Extracts from a graphics dataset
---
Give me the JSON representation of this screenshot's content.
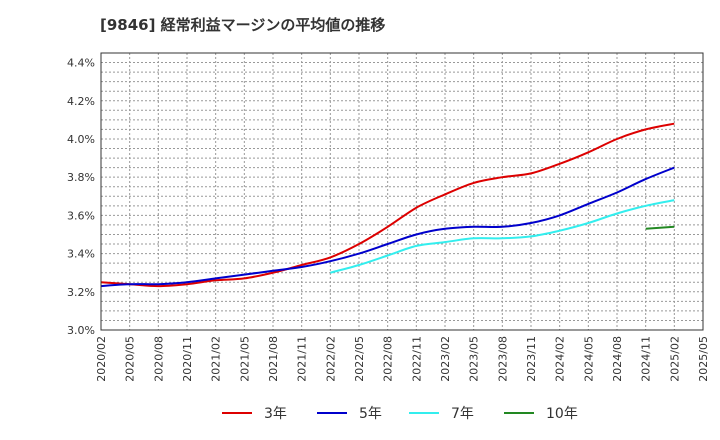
{
  "title": "[9846]  経常利益マージンの平均値の推移",
  "chart_data": {
    "type": "line",
    "title": "[9846]  経常利益マージンの平均値の推移",
    "xlabel": "",
    "ylabel": "",
    "x_ticks": [
      "2020/02",
      "2020/05",
      "2020/08",
      "2020/11",
      "2021/02",
      "2021/05",
      "2021/08",
      "2021/11",
      "2022/02",
      "2022/05",
      "2022/08",
      "2022/11",
      "2023/02",
      "2023/05",
      "2023/08",
      "2023/11",
      "2024/02",
      "2024/05",
      "2024/08",
      "2024/11",
      "2025/02",
      "2025/05"
    ],
    "y_ticks": [
      "3.0%",
      "3.2%",
      "3.4%",
      "3.6%",
      "3.8%",
      "4.0%",
      "4.2%",
      "4.4%"
    ],
    "ylim": [
      3.0,
      4.45
    ],
    "grid": true,
    "legend_position": "bottom",
    "series": [
      {
        "name": "3年",
        "color": "#dd0000",
        "x": [
          "2020/02",
          "2020/05",
          "2020/08",
          "2020/11",
          "2021/02",
          "2021/05",
          "2021/08",
          "2021/11",
          "2022/02",
          "2022/05",
          "2022/08",
          "2022/11",
          "2023/02",
          "2023/05",
          "2023/08",
          "2023/11",
          "2024/02",
          "2024/05",
          "2024/08",
          "2024/11",
          "2025/02"
        ],
        "values": [
          3.25,
          3.24,
          3.23,
          3.24,
          3.26,
          3.27,
          3.3,
          3.34,
          3.38,
          3.45,
          3.54,
          3.64,
          3.71,
          3.77,
          3.8,
          3.82,
          3.87,
          3.93,
          4.0,
          4.05,
          4.08
        ]
      },
      {
        "name": "5年",
        "color": "#0000cc",
        "x": [
          "2020/02",
          "2020/05",
          "2020/08",
          "2020/11",
          "2021/02",
          "2021/05",
          "2021/08",
          "2021/11",
          "2022/02",
          "2022/05",
          "2022/08",
          "2022/11",
          "2023/02",
          "2023/05",
          "2023/08",
          "2023/11",
          "2024/02",
          "2024/05",
          "2024/08",
          "2024/11",
          "2025/02"
        ],
        "values": [
          3.23,
          3.24,
          3.24,
          3.25,
          3.27,
          3.29,
          3.31,
          3.33,
          3.36,
          3.4,
          3.45,
          3.5,
          3.53,
          3.54,
          3.54,
          3.56,
          3.6,
          3.66,
          3.72,
          3.79,
          3.85
        ]
      },
      {
        "name": "7年",
        "color": "#33eeee",
        "x": [
          "2022/02",
          "2022/05",
          "2022/08",
          "2022/11",
          "2023/02",
          "2023/05",
          "2023/08",
          "2023/11",
          "2024/02",
          "2024/05",
          "2024/08",
          "2024/11",
          "2025/02"
        ],
        "values": [
          3.3,
          3.34,
          3.39,
          3.44,
          3.46,
          3.48,
          3.48,
          3.49,
          3.52,
          3.56,
          3.61,
          3.65,
          3.68
        ]
      },
      {
        "name": "10年",
        "color": "#228822",
        "x": [
          "2024/11",
          "2025/02"
        ],
        "values": [
          3.53,
          3.54
        ]
      }
    ]
  }
}
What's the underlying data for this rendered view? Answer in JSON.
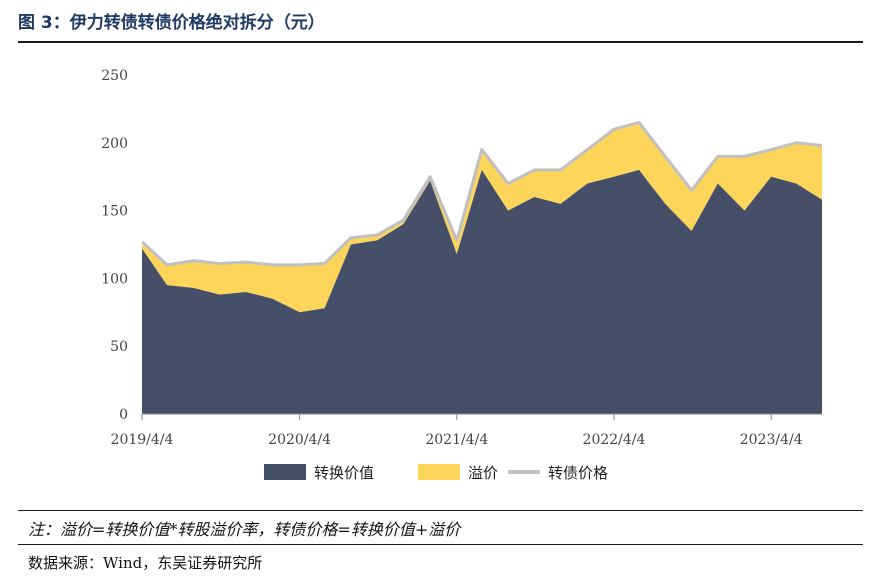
{
  "header": {
    "title": "图 3：伊力转债转债价格绝对拆分（元）"
  },
  "footer": {
    "note": "注：溢价=转换价值*转股溢价率，转债价格=转换价值+溢价",
    "source": "数据来源：Wind，东吴证券研究所"
  },
  "colors": {
    "conversion": "#455068",
    "premium": "#fcd55a",
    "price": "#c0c0c0"
  },
  "chart_data": {
    "type": "area",
    "title": "",
    "xlabel": "",
    "ylabel": "",
    "ylim": [
      0,
      250
    ],
    "yticks": [
      "0",
      "50",
      "100",
      "150",
      "200",
      "250"
    ],
    "xticks": [
      "2019/4/4",
      "2020/4/4",
      "2021/4/4",
      "2022/4/4",
      "2023/4/4"
    ],
    "grid": false,
    "legend": "bottom",
    "x": [
      "2019/4/4",
      "2019/6/1",
      "2019/8/1",
      "2019/10/1",
      "2019/12/1",
      "2020/2/1",
      "2020/4/4",
      "2020/6/1",
      "2020/8/1",
      "2020/10/1",
      "2020/12/1",
      "2021/2/1",
      "2021/4/4",
      "2021/6/1",
      "2021/8/1",
      "2021/10/1",
      "2021/12/1",
      "2022/2/1",
      "2022/4/4",
      "2022/6/1",
      "2022/8/1",
      "2022/10/1",
      "2022/12/1",
      "2023/2/1",
      "2023/4/4",
      "2023/6/1",
      "2023/7/31"
    ],
    "series": [
      {
        "name": "转换价值",
        "values": [
          122,
          95,
          93,
          88,
          90,
          85,
          75,
          78,
          125,
          128,
          140,
          172,
          118,
          180,
          150,
          160,
          155,
          170,
          175,
          180,
          155,
          135,
          170,
          150,
          175,
          170,
          158
        ]
      },
      {
        "name": "溢价",
        "values": [
          5,
          15,
          20,
          23,
          22,
          25,
          35,
          33,
          5,
          4,
          3,
          3,
          10,
          15,
          20,
          20,
          25,
          25,
          35,
          35,
          35,
          30,
          20,
          40,
          20,
          30,
          40
        ]
      },
      {
        "name": "转债价格",
        "values": [
          127,
          110,
          113,
          111,
          112,
          110,
          110,
          111,
          130,
          132,
          143,
          175,
          128,
          195,
          170,
          180,
          180,
          195,
          210,
          215,
          190,
          165,
          190,
          190,
          195,
          200,
          198
        ]
      }
    ]
  }
}
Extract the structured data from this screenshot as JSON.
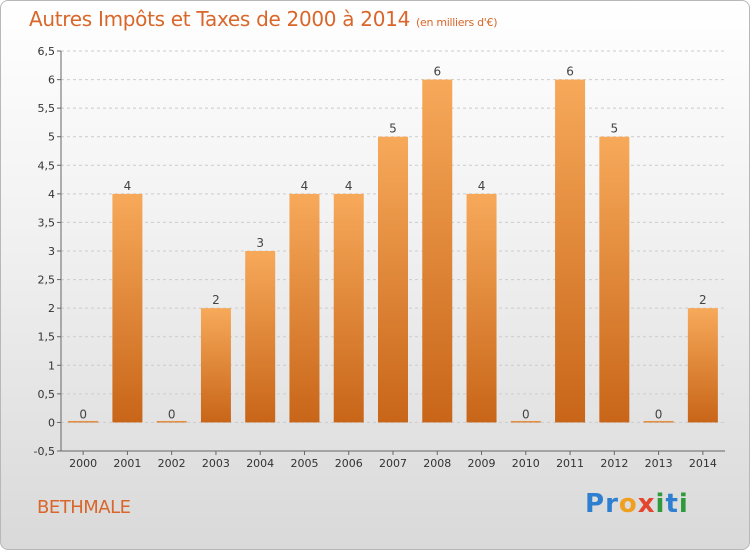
{
  "header": {
    "title": "Autres Impôts et Taxes de 2000 à 2014",
    "unit": "(en milliers d'€)"
  },
  "footer": {
    "commune": "BETHMALE",
    "logo_text": "Proxiti"
  },
  "colors": {
    "accent": "#d9662a",
    "bar_top": "#f7a95a",
    "bar_bottom": "#c86518",
    "grid": "#cccccc"
  },
  "chart_data": {
    "type": "bar",
    "categories": [
      "2000",
      "2001",
      "2002",
      "2003",
      "2004",
      "2005",
      "2006",
      "2007",
      "2008",
      "2009",
      "2010",
      "2011",
      "2012",
      "2013",
      "2014"
    ],
    "values": [
      0,
      4,
      0,
      2,
      3,
      4,
      4,
      5,
      6,
      4,
      0,
      6,
      5,
      0,
      2
    ],
    "value_labels": [
      "0",
      "4",
      "0",
      "2",
      "3",
      "4",
      "4",
      "5",
      "6",
      "4",
      "0",
      "6",
      "5",
      "0",
      "2"
    ],
    "title": "Autres Impôts et Taxes de 2000 à 2014",
    "ylim": [
      -0.5,
      6.5
    ],
    "yticks": [
      -0.5,
      0,
      0.5,
      1,
      1.5,
      2,
      2.5,
      3,
      3.5,
      4,
      4.5,
      5,
      5.5,
      6,
      6.5
    ],
    "ytick_labels": [
      "-0,5",
      "0",
      "0,5",
      "1",
      "1,5",
      "2",
      "2,5",
      "3",
      "3,5",
      "4",
      "4,5",
      "5",
      "5,5",
      "6",
      "6,5"
    ],
    "grid": true,
    "legend": "none"
  }
}
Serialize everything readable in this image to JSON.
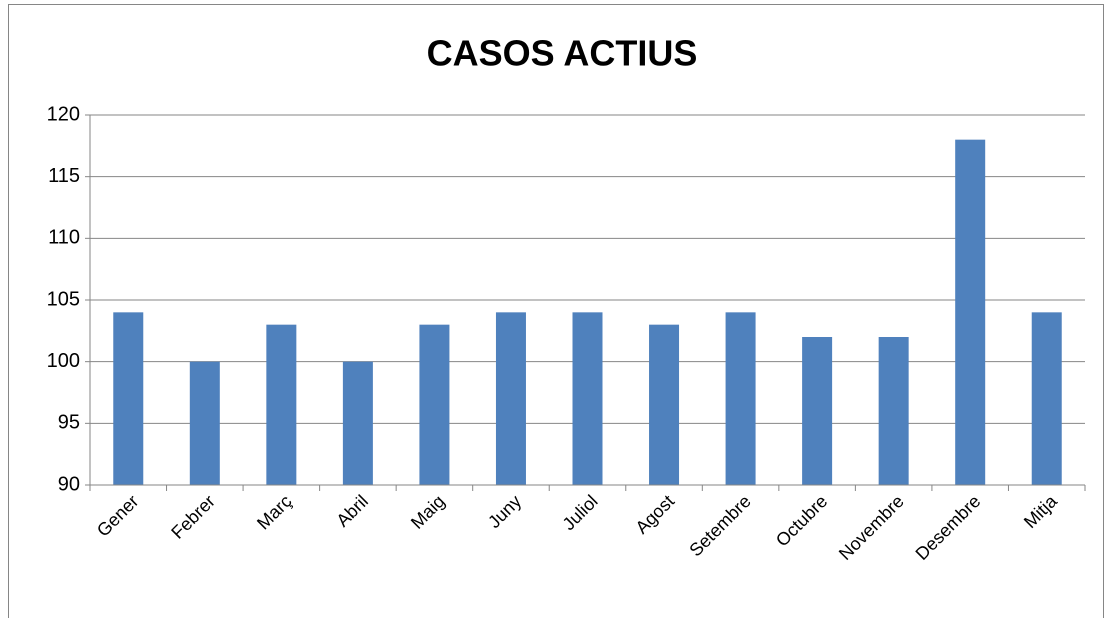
{
  "chart_data": {
    "type": "bar",
    "title": "CASOS ACTIUS",
    "categories": [
      "Gener",
      "Febrer",
      "Març",
      "Abril",
      "Maig",
      "Juny",
      "Juliol",
      "Agost",
      "Setembre",
      "Octubre",
      "Novembre",
      "Desembre",
      "Mitja"
    ],
    "values": [
      104,
      100,
      103,
      100,
      103,
      104,
      104,
      103,
      104,
      102,
      102,
      118,
      104
    ],
    "color": "#4f81bd",
    "ylim": [
      90,
      120
    ],
    "yticks": [
      90,
      95,
      100,
      105,
      110,
      115,
      120
    ],
    "grid": true
  }
}
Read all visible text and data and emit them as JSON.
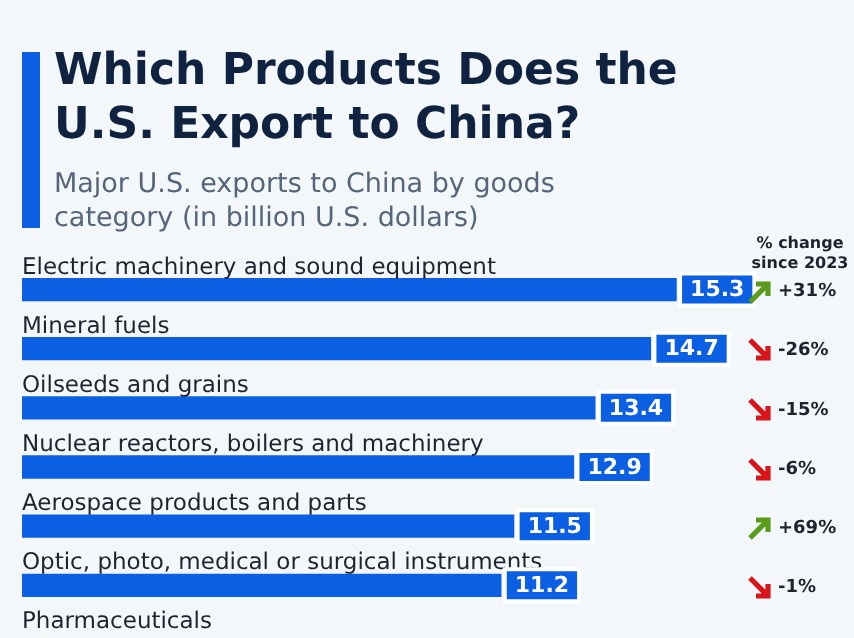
{
  "chart_data": {
    "type": "bar",
    "orientation": "horizontal",
    "title": "Which Products Does the U.S. Export to China?",
    "subtitle": "Major U.S. exports to China by goods category (in billion U.S. dollars)",
    "categories": [
      "Electric machinery and sound equipment",
      "Mineral fuels",
      "Oilseeds and grains",
      "Nuclear reactors, boilers and machinery",
      "Aerospace products and parts",
      "Optic, photo, medical or surgical instruments",
      "Pharmaceuticals"
    ],
    "values": [
      15.3,
      14.7,
      13.4,
      12.9,
      11.5,
      11.2,
      null
    ],
    "color": "#0b5fe3",
    "data_labels": true,
    "annotations": [
      "% change since 2023",
      "+31%",
      "-26%",
      "-15%",
      "-6%",
      "+69%",
      "-1%"
    ]
  }
}
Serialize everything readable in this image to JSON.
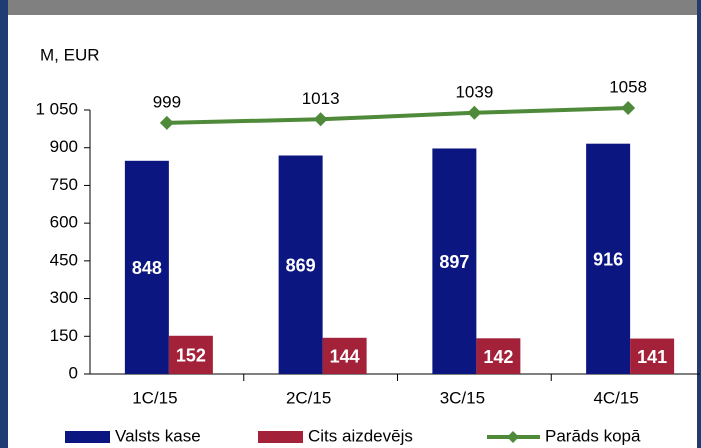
{
  "chart_data": {
    "type": "bar",
    "y_label": "M, EUR",
    "categories": [
      "1C/15",
      "2C/15",
      "3C/15",
      "4C/15"
    ],
    "series": [
      {
        "name": "Valsts kase",
        "color": "#0c1680",
        "values": [
          848,
          869,
          897,
          916
        ]
      },
      {
        "name": "Cits aizdevējs",
        "color": "#a3223a",
        "values": [
          152,
          144,
          142,
          141
        ]
      },
      {
        "name": "Parāds kopā",
        "color": "#4e8a3a",
        "type": "line",
        "values": [
          999,
          1013,
          1039,
          1058
        ]
      }
    ],
    "ylim": [
      0,
      1050
    ],
    "yticks": [
      0,
      150,
      300,
      450,
      600,
      750,
      900,
      {
        "value": 1050,
        "label": "1 050"
      }
    ]
  }
}
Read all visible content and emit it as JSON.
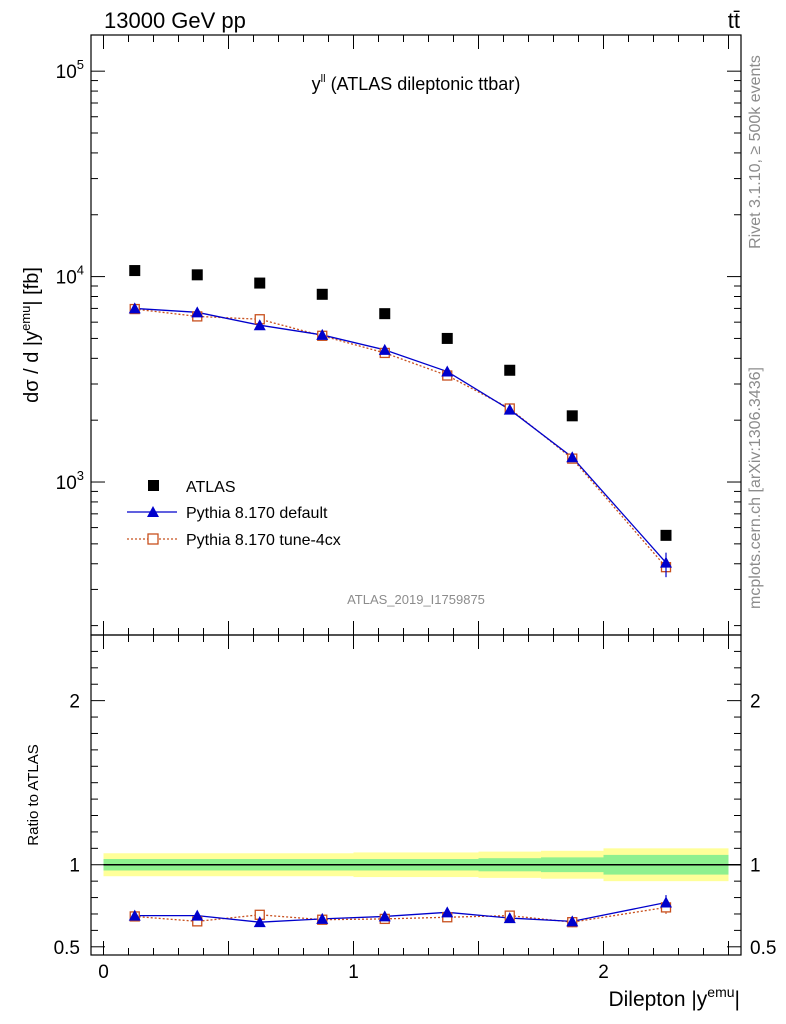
{
  "header": {
    "left": "13000 GeV pp",
    "right": "tt̄"
  },
  "side_labels": {
    "rivet": "Rivet 3.1.10, ≥ 500k events",
    "mcplots": "mcplots.cern.ch [arXiv:1306.3436]"
  },
  "chart_data": [
    {
      "type": "scatter",
      "panel": "main",
      "title": {
        "main": "y",
        "sup": "ll",
        "rest": " (ATLAS dileptonic ttbar)"
      },
      "ylabel": {
        "pre": "dσ / d |y",
        "sup": "emu",
        "post": "| [fb]"
      },
      "watermark": "ATLAS_2019_I1759875",
      "yscale": "log",
      "ylim": [
        180,
        150000
      ],
      "xlim": [
        -0.05,
        2.55
      ],
      "y_ticks": [
        {
          "value": 1000,
          "base": "10",
          "exp": "3"
        },
        {
          "value": 10000,
          "base": "10",
          "exp": "4"
        },
        {
          "value": 100000,
          "base": "10",
          "exp": "5"
        }
      ],
      "x_bins": [
        0.125,
        0.375,
        0.625,
        0.875,
        1.125,
        1.375,
        1.625,
        1.875,
        2.25
      ],
      "legend_position": "lower-left",
      "series": [
        {
          "name": "ATLAS",
          "marker": "square",
          "color": "#000000",
          "values": [
            10700,
            10200,
            9300,
            8200,
            6600,
            5000,
            3500,
            2100,
            550
          ]
        },
        {
          "name": "Pythia 8.170 default",
          "marker": "triangle",
          "color": "#0000cc",
          "line": "solid",
          "values": [
            7000,
            6700,
            5800,
            5200,
            4400,
            3450,
            2250,
            1320,
            405
          ]
        },
        {
          "name": "Pythia 8.170 tune-4cx",
          "marker": "open-square",
          "color": "#c8501e",
          "line": "dotted",
          "values": [
            6950,
            6400,
            6200,
            5150,
            4250,
            3300,
            2280,
            1300,
            385
          ]
        }
      ]
    },
    {
      "type": "line",
      "panel": "ratio",
      "ylabel": "Ratio to ATLAS",
      "xlabel": {
        "pre": "Dilepton |y",
        "sup": "emu",
        "post": "|"
      },
      "ylim": [
        0.45,
        2.4
      ],
      "xlim": [
        -0.05,
        2.55
      ],
      "y_ticks": [
        {
          "value": 0.5,
          "label": "0.5"
        },
        {
          "value": 1,
          "label": "1"
        },
        {
          "value": 2,
          "label": "2"
        }
      ],
      "x_ticks": [
        {
          "value": 0,
          "label": "0"
        },
        {
          "value": 1,
          "label": "1"
        },
        {
          "value": 2,
          "label": "2"
        }
      ],
      "bin_edges": [
        0,
        0.25,
        0.5,
        0.75,
        1.0,
        1.25,
        1.5,
        1.75,
        2.0,
        2.5
      ],
      "band_inner": [
        0.035,
        0.035,
        0.035,
        0.035,
        0.035,
        0.035,
        0.04,
        0.045,
        0.06
      ],
      "band_outer": [
        0.07,
        0.07,
        0.07,
        0.07,
        0.075,
        0.075,
        0.08,
        0.085,
        0.1
      ],
      "series": [
        {
          "name": "Pythia 8.170 default",
          "color": "#0000cc",
          "values": [
            0.69,
            0.69,
            0.65,
            0.67,
            0.685,
            0.71,
            0.675,
            0.655,
            0.77
          ]
        },
        {
          "name": "Pythia 8.170 tune-4cx",
          "color": "#c8501e",
          "values": [
            0.685,
            0.655,
            0.695,
            0.665,
            0.67,
            0.68,
            0.69,
            0.65,
            0.74
          ]
        }
      ]
    }
  ]
}
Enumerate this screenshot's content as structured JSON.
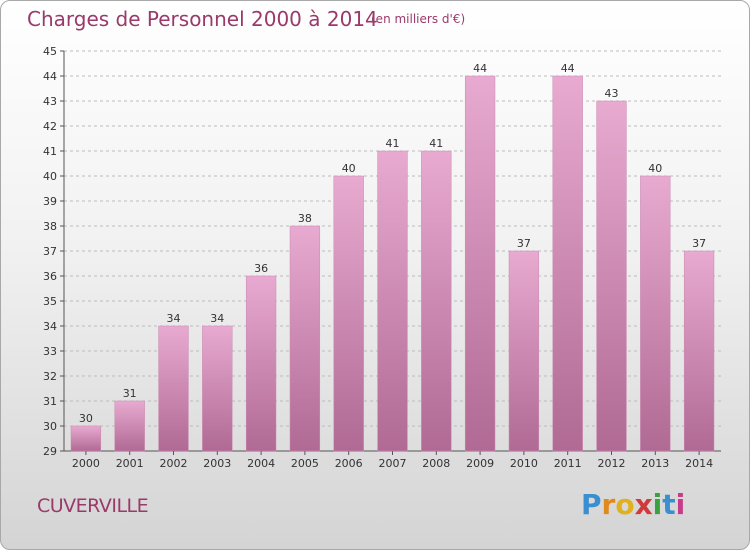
---
▶ **YOUR TASK**: The lines to collect are those holding the string "marker"; copy them all.

▶ **CORRECT ANSWER**:
          "marker": "square",
          "marker": "triangle",
          "marker": "open-square",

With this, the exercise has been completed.